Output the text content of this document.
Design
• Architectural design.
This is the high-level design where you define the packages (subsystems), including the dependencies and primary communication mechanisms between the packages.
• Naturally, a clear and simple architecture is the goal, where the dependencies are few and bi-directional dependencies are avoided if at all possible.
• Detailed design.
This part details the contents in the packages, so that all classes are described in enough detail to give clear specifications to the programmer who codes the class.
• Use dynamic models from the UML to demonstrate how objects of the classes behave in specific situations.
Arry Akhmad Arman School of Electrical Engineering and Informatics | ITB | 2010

◇ ◇ ◇ ◇ ◇

Directions for this task ▸
Your answer should be only a number: how many lines of the data above contain the string "classes"?

Final result ▸
2